Reproduce all of the records below, renaming each occurrence of "scatter-point" to "data-point" and leaving everything else unchanged.

##### Provided entries

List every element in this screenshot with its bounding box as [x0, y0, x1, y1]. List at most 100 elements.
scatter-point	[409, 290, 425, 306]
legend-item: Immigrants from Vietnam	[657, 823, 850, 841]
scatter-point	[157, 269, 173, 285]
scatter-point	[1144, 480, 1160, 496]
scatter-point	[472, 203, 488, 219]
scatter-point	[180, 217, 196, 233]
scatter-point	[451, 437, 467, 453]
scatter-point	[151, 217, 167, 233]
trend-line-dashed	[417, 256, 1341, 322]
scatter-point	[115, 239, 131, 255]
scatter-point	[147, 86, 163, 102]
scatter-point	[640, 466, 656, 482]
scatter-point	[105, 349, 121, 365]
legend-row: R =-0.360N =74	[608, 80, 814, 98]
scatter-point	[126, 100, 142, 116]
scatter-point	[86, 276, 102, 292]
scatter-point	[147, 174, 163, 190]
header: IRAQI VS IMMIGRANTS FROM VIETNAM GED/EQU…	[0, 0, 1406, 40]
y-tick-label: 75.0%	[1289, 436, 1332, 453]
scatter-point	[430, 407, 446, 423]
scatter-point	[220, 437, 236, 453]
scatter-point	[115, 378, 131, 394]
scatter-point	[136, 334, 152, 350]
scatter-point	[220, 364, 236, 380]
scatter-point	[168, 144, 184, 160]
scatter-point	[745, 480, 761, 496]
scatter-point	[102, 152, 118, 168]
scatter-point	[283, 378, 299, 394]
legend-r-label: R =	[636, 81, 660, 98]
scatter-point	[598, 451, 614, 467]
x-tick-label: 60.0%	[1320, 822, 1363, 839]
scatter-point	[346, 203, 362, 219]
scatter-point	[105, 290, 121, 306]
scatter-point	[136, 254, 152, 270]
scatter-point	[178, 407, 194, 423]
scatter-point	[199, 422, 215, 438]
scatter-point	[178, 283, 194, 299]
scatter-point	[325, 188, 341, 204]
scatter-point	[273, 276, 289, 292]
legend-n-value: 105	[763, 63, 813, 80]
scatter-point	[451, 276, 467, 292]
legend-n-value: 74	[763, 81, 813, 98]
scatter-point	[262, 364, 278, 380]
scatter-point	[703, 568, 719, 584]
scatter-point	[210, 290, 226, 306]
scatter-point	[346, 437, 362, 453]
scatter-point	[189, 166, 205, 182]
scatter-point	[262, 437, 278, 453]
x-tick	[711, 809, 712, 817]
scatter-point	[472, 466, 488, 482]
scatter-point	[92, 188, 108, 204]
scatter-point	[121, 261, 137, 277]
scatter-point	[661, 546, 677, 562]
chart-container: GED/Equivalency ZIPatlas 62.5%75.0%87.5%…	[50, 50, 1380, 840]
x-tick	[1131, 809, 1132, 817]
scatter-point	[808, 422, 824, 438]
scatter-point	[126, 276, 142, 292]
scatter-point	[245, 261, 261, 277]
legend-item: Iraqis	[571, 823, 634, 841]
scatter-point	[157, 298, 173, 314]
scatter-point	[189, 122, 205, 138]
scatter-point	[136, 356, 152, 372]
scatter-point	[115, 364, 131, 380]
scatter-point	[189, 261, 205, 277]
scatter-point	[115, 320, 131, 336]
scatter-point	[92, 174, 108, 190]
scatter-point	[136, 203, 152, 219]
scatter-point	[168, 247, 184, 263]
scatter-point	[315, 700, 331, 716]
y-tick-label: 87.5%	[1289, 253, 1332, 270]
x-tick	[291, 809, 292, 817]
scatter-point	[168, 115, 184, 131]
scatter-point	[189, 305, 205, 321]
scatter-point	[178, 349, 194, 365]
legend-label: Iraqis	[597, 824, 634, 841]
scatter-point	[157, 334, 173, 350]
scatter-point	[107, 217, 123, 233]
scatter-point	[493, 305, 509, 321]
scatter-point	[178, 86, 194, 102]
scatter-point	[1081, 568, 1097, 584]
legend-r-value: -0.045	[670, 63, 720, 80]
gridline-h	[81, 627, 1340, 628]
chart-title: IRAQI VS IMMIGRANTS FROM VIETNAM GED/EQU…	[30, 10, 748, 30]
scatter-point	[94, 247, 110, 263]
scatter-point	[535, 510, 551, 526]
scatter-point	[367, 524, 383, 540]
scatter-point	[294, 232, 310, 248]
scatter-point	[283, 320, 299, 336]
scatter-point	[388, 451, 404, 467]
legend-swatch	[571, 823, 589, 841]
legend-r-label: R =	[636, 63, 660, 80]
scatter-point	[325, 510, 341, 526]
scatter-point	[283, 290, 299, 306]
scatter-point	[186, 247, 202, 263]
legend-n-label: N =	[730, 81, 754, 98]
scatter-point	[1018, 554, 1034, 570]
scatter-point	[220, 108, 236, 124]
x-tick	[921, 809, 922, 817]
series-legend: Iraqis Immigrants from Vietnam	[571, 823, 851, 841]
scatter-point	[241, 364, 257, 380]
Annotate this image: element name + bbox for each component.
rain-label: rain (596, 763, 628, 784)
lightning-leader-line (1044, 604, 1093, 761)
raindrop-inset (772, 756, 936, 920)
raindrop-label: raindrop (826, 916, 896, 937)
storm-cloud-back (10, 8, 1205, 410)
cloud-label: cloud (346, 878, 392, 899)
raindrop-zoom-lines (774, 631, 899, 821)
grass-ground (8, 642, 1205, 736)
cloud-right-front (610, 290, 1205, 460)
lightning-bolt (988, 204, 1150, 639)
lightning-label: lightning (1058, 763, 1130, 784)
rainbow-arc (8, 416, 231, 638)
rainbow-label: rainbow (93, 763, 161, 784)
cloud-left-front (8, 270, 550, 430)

##########

◆ **Written answer**
List every element in this screenshot with its bounding box as [x0, y0, x1, y1]. List at most 100 elements.
data-point	[409, 290, 425, 306]
legend-item: Immigrants from Vietnam	[657, 823, 850, 841]
data-point	[157, 269, 173, 285]
data-point	[1144, 480, 1160, 496]
data-point	[472, 203, 488, 219]
data-point	[180, 217, 196, 233]
data-point	[451, 437, 467, 453]
data-point	[151, 217, 167, 233]
trend-line-dashed	[417, 256, 1341, 322]
data-point	[115, 239, 131, 255]
data-point	[147, 86, 163, 102]
data-point	[640, 466, 656, 482]
data-point	[105, 349, 121, 365]
legend-row: R =-0.360N =74	[608, 80, 814, 98]
data-point	[126, 100, 142, 116]
data-point	[86, 276, 102, 292]
data-point	[147, 174, 163, 190]
header: IRAQI VS IMMIGRANTS FROM VIETNAM GED/EQU…	[0, 0, 1406, 40]
y-tick-label: 75.0%	[1289, 436, 1332, 453]
data-point	[430, 407, 446, 423]
data-point	[220, 437, 236, 453]
data-point	[115, 378, 131, 394]
data-point	[136, 334, 152, 350]
data-point	[220, 364, 236, 380]
data-point	[168, 144, 184, 160]
data-point	[745, 480, 761, 496]
data-point	[102, 152, 118, 168]
data-point	[283, 378, 299, 394]
legend-r-label: R =	[636, 81, 660, 98]
data-point	[598, 451, 614, 467]
x-tick-label: 60.0%	[1320, 822, 1363, 839]
data-point	[346, 203, 362, 219]
data-point	[105, 290, 121, 306]
data-point	[136, 254, 152, 270]
data-point	[178, 407, 194, 423]
data-point	[199, 422, 215, 438]
data-point	[178, 283, 194, 299]
data-point	[325, 188, 341, 204]
data-point	[273, 276, 289, 292]
legend-n-value: 105	[763, 63, 813, 80]
data-point	[451, 276, 467, 292]
legend-n-value: 74	[763, 81, 813, 98]
data-point	[262, 364, 278, 380]
data-point	[703, 568, 719, 584]
data-point	[210, 290, 226, 306]
data-point	[346, 437, 362, 453]
data-point	[189, 166, 205, 182]
data-point	[262, 437, 278, 453]
x-tick	[711, 809, 712, 817]
data-point	[472, 466, 488, 482]
data-point	[92, 188, 108, 204]
data-point	[121, 261, 137, 277]
data-point	[661, 546, 677, 562]
chart-container: GED/Equivalency ZIPatlas 62.5%75.0%87.5%…	[50, 50, 1380, 840]
x-tick	[1131, 809, 1132, 817]
data-point	[808, 422, 824, 438]
data-point	[126, 276, 142, 292]
data-point	[245, 261, 261, 277]
legend-item: Iraqis	[571, 823, 634, 841]
data-point	[157, 298, 173, 314]
data-point	[189, 122, 205, 138]
data-point	[136, 356, 152, 372]
data-point	[115, 364, 131, 380]
data-point	[189, 261, 205, 277]
data-point	[115, 320, 131, 336]
data-point	[92, 174, 108, 190]
data-point	[136, 203, 152, 219]
data-point	[168, 247, 184, 263]
data-point	[315, 700, 331, 716]
y-tick-label: 87.5%	[1289, 253, 1332, 270]
x-tick	[291, 809, 292, 817]
data-point	[168, 115, 184, 131]
data-point	[189, 305, 205, 321]
data-point	[178, 349, 194, 365]
legend-label: Iraqis	[597, 824, 634, 841]
data-point	[157, 334, 173, 350]
data-point	[107, 217, 123, 233]
data-point	[493, 305, 509, 321]
data-point	[178, 86, 194, 102]
data-point	[1081, 568, 1097, 584]
legend-r-value: -0.045	[670, 63, 720, 80]
gridline-h	[81, 627, 1340, 628]
chart-title: IRAQI VS IMMIGRANTS FROM VIETNAM GED/EQU…	[30, 10, 748, 30]
data-point	[94, 247, 110, 263]
data-point	[535, 510, 551, 526]
data-point	[367, 524, 383, 540]
data-point	[294, 232, 310, 248]
data-point	[283, 320, 299, 336]
data-point	[388, 451, 404, 467]
legend-swatch	[571, 823, 589, 841]
legend-r-label: R =	[636, 63, 660, 80]
data-point	[325, 510, 341, 526]
data-point	[283, 290, 299, 306]
data-point	[186, 247, 202, 263]
legend-n-label: N =	[730, 81, 754, 98]
data-point	[1018, 554, 1034, 570]
data-point	[220, 108, 236, 124]
x-tick	[921, 809, 922, 817]
series-legend: Iraqis Immigrants from Vietnam	[571, 823, 851, 841]
data-point	[241, 364, 257, 380]
Annotate this image: element name + bbox for each component.
rain-label: rain (596, 763, 628, 784)
lightning-leader-line (1044, 604, 1093, 761)
raindrop-inset (772, 756, 936, 920)
raindrop-label: raindrop (826, 916, 896, 937)
storm-cloud-back (10, 8, 1205, 410)
cloud-label: cloud (346, 878, 392, 899)
raindrop-zoom-lines (774, 631, 899, 821)
grass-ground (8, 642, 1205, 736)
cloud-right-front (610, 290, 1205, 460)
lightning-bolt (988, 204, 1150, 639)
lightning-label: lightning (1058, 763, 1130, 784)
rainbow-arc (8, 416, 231, 638)
rainbow-label: rainbow (93, 763, 161, 784)
cloud-left-front (8, 270, 550, 430)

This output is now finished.